Your answer should be a single number: the count of lines that include the word "status".

--- Begin ---

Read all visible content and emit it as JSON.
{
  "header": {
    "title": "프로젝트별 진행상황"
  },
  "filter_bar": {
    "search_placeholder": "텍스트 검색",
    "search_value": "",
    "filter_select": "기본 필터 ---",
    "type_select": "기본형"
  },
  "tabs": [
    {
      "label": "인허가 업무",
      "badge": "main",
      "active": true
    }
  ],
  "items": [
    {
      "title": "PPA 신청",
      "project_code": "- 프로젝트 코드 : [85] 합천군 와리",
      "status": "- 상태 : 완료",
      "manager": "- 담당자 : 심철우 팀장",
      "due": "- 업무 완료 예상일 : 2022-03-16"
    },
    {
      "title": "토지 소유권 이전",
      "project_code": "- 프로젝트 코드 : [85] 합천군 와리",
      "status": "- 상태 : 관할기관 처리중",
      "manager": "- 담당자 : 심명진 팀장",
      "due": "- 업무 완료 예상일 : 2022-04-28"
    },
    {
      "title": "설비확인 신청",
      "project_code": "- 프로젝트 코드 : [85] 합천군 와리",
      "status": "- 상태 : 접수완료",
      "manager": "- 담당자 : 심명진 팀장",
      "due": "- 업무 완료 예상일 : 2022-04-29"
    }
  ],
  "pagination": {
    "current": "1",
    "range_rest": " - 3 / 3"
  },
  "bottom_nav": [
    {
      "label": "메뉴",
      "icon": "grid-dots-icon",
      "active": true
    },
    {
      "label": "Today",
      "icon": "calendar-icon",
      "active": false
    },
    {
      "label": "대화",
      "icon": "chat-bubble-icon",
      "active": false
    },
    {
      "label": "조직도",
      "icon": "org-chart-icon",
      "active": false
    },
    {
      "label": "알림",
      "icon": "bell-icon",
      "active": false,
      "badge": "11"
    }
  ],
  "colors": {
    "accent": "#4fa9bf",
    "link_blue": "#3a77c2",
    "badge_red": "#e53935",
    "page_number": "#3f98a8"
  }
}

--- End ---

▸ **Output of the exercise**:
3